**TASK TO CARRY OUT:** Copy every line from the data below in which the string "title" can be found.

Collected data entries
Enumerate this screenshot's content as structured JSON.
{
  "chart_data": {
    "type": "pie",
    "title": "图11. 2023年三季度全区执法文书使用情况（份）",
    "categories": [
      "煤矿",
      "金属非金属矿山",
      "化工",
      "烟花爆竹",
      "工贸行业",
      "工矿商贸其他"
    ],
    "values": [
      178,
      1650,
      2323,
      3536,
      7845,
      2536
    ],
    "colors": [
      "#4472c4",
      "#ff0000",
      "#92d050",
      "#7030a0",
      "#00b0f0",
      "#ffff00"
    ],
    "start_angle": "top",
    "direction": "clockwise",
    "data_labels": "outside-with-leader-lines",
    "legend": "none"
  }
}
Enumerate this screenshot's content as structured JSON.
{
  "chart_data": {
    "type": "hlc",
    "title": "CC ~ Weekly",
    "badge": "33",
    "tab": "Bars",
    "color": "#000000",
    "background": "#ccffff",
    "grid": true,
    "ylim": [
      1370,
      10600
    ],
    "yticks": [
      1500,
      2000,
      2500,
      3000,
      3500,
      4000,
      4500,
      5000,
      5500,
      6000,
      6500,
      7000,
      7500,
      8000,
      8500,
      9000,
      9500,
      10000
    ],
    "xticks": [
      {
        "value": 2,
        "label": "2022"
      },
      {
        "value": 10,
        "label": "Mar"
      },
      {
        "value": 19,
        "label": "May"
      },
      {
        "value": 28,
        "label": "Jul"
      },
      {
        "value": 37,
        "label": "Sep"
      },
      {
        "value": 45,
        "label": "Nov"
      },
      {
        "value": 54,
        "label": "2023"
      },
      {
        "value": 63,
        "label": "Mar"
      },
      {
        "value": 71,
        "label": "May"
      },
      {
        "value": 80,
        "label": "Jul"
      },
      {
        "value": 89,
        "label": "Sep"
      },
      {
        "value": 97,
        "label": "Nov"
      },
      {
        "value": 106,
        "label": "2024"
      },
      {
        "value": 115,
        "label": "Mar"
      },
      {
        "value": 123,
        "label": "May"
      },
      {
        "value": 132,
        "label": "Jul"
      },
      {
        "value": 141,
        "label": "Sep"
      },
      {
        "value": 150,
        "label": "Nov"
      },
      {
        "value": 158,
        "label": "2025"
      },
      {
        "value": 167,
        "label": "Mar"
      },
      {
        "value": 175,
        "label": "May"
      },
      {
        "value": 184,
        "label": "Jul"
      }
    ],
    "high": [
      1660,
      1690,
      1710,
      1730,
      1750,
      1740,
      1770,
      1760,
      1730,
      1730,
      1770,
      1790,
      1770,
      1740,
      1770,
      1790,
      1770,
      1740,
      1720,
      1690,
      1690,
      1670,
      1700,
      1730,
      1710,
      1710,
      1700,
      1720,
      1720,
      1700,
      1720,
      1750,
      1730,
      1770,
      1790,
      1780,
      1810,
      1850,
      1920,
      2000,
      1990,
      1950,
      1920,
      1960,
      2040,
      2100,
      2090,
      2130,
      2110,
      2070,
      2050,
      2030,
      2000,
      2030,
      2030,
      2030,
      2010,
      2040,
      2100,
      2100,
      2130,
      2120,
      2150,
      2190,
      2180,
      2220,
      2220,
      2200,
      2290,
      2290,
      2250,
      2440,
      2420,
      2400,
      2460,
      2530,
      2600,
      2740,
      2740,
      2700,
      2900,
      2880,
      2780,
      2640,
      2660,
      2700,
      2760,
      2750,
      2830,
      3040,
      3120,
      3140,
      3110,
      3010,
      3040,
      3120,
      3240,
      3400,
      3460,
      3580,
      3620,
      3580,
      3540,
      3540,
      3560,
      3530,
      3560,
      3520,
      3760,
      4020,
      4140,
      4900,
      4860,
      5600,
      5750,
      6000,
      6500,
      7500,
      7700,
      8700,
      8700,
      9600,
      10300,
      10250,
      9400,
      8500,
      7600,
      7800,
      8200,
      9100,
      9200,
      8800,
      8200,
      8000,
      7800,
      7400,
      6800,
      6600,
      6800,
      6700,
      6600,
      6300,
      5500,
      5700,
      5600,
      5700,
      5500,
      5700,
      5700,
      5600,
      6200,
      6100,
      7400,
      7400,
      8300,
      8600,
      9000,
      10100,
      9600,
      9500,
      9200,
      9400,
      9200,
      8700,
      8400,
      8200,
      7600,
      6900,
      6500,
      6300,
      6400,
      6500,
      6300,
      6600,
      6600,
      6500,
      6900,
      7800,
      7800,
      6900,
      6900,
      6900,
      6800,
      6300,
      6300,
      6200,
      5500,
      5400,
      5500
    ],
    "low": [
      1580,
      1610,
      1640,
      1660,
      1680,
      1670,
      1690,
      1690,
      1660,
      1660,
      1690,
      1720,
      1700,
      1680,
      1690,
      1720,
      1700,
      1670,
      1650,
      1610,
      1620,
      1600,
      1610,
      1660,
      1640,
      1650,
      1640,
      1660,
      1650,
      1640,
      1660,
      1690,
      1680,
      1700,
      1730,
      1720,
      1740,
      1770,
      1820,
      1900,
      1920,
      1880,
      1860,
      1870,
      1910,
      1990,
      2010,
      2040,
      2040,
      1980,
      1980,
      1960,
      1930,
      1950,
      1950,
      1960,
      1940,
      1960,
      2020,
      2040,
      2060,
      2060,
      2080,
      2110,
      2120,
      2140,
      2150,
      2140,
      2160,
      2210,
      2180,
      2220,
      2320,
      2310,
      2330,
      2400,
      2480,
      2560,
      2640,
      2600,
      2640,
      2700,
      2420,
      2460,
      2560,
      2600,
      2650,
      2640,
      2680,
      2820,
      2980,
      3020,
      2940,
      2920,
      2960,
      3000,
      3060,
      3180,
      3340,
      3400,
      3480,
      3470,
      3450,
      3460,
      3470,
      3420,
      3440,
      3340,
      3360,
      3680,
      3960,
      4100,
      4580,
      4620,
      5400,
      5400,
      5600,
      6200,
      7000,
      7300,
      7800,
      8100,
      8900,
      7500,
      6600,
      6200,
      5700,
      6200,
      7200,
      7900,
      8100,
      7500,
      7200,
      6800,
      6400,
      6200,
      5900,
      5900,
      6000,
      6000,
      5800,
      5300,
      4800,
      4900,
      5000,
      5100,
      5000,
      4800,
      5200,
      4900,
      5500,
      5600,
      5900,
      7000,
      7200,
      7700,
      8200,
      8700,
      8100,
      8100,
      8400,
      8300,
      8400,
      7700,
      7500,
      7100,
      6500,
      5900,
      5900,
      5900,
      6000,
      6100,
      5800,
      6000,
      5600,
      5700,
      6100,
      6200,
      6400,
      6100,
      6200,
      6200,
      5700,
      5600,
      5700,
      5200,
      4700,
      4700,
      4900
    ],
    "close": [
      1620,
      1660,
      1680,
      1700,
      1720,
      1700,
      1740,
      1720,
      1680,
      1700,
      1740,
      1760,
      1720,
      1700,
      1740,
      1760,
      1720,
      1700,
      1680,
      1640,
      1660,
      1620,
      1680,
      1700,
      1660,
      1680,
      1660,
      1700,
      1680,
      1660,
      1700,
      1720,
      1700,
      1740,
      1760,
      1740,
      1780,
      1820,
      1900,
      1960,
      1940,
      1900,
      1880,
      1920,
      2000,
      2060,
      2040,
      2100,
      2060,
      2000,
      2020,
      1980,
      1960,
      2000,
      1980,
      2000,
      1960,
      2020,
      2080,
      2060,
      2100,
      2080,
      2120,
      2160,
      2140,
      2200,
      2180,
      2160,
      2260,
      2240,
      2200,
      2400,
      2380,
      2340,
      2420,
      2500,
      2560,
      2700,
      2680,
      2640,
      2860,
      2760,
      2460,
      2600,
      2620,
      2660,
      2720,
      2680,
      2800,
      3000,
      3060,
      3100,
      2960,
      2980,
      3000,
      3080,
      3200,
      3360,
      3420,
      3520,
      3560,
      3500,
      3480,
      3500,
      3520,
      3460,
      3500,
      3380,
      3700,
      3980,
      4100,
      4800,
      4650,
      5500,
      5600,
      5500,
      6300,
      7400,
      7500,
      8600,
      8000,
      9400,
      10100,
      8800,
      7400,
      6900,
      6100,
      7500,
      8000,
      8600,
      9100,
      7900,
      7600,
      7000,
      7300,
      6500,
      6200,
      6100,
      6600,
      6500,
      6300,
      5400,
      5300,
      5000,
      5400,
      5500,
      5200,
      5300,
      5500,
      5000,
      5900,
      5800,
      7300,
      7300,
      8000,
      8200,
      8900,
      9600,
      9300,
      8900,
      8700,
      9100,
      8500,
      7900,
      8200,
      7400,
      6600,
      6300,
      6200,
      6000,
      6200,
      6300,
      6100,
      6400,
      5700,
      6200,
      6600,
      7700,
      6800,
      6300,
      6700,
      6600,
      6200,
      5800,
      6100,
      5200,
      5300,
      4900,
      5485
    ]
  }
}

**FULL ANSWER:**
    "title": "图11. 2023年三季度全区执法文书使用情况（份）",
    "title": "CC ~ Weekly",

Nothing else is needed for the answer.